Records shown -
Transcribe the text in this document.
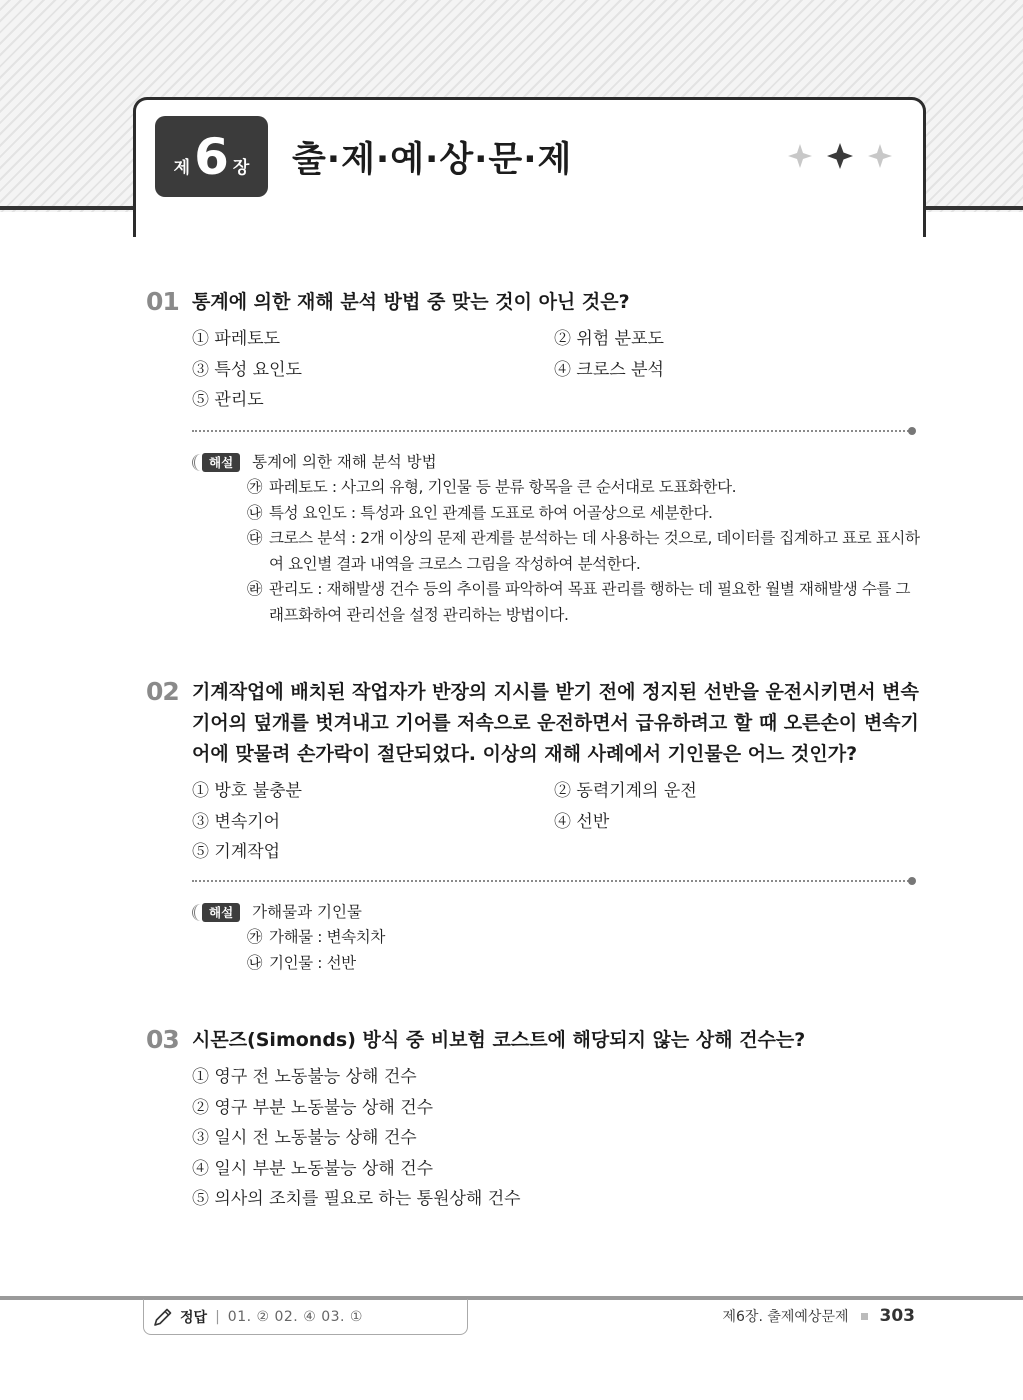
제 6 장 출·제·예·상·문·제
01 통계에 의한 재해 분석 방법 중 맞는 것이 아닌 것은?
① 파레토도	② 위험 분포도
③ 특성 요인도	④ 크로스 분석
⑤ 관리도
해설	통계에 의한 재해 분석 방법
㉮ 파레토도 : 사고의 유형, 기인물 등 분류 항목을 큰 순서대로 도표화한다.
㉯ 특성 요인도 : 특성과 요인 관계를 도표로 하여 어골상으로 세분한다.
㉰ 크로스 분석 : 2개 이상의 문제 관계를 분석하는 데 사용하는 것으로, 데이터를 집계하고 표로 표시하여 요인별 결과 내역을 크로스 그림을 작성하여 분석한다.
㉱ 관리도 : 재해발생 건수 등의 추이를 파악하여 목표 관리를 행하는 데 필요한 월별 재해발생 수를 그래프화하여 관리선을 설정 관리하는 방법이다.
02 기계작업에 배치된 작업자가 반장의 지시를 받기 전에 정지된 선반을 운전시키면서 변속기어의 덮개를 벗겨내고 기어를 저속으로 운전하면서 급유하려고 할 때 오른손이 변속기어에 맞물려 손가락이 절단되었다. 이상의 재해 사례에서 기인물은 어느 것인가?
① 방호 불충분	② 동력기계의 운전
③ 변속기어	④ 선반
⑤ 기계작업
해설	가해물과 기인물
㉮ 가해물 : 변속치차
㉯ 기인물 : 선반
03 시몬즈(Simonds) 방식 중 비보험 코스트에 해당되지 않는 상해 건수는?
① 영구 전 노동불능 상해 건수
② 영구 부분 노동불능 상해 건수
③ 일시 전 노동불능 상해 건수
④ 일시 부분 노동불능 상해 건수
⑤ 의사의 조치를 필요로 하는 통원상해 건수
정답 | 01. ② 02. ④ 03. ①	제6장. 출제예상문제 303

Instructions for the task -
Produce an exact copy of each line of data, skipping embedded images.

Finished exercise -
Transcribe the text in this document.
제 6 장 출·제·예·상·문·제
01 통계에 의한 재해 분석 방법 중 맞는 것이 아닌 것은?
① 파레토도	② 위험 분포도
③ 특성 요인도	④ 크로스 분석
⑤ 관리도
해설	통계에 의한 재해 분석 방법
㉮ 파레토도 : 사고의 유형, 기인물 등 분류 항목을 큰 순서대로 도표화한다.
㉯ 특성 요인도 : 특성과 요인 관계를 도표로 하여 어골상으로 세분한다.
㉰ 크로스 분석 : 2개 이상의 문제 관계를 분석하는 데 사용하는 것으로, 데이터를 집계하고 표로 표시하여 요인별 결과 내역을 크로스 그림을 작성하여 분석한다.
㉱ 관리도 : 재해발생 건수 등의 추이를 파악하여 목표 관리를 행하는 데 필요한 월별 재해발생 수를 그래프화하여 관리선을 설정 관리하는 방법이다.
02 기계작업에 배치된 작업자가 반장의 지시를 받기 전에 정지된 선반을 운전시키면서 변속기어의 덮개를 벗겨내고 기어를 저속으로 운전하면서 급유하려고 할 때 오른손이 변속기어에 맞물려 손가락이 절단되었다. 이상의 재해 사례에서 기인물은 어느 것인가?
① 방호 불충분	② 동력기계의 운전
③ 변속기어	④ 선반
⑤ 기계작업
해설	가해물과 기인물
㉮ 가해물 : 변속치차
㉯ 기인물 : 선반
03 시몬즈(Simonds) 방식 중 비보험 코스트에 해당되지 않는 상해 건수는?
① 영구 전 노동불능 상해 건수
② 영구 부분 노동불능 상해 건수
③ 일시 전 노동불능 상해 건수
④ 일시 부분 노동불능 상해 건수
⑤ 의사의 조치를 필요로 하는 통원상해 건수
정답 | 01. ② 02. ④ 03. ①	제6장. 출제예상문제 303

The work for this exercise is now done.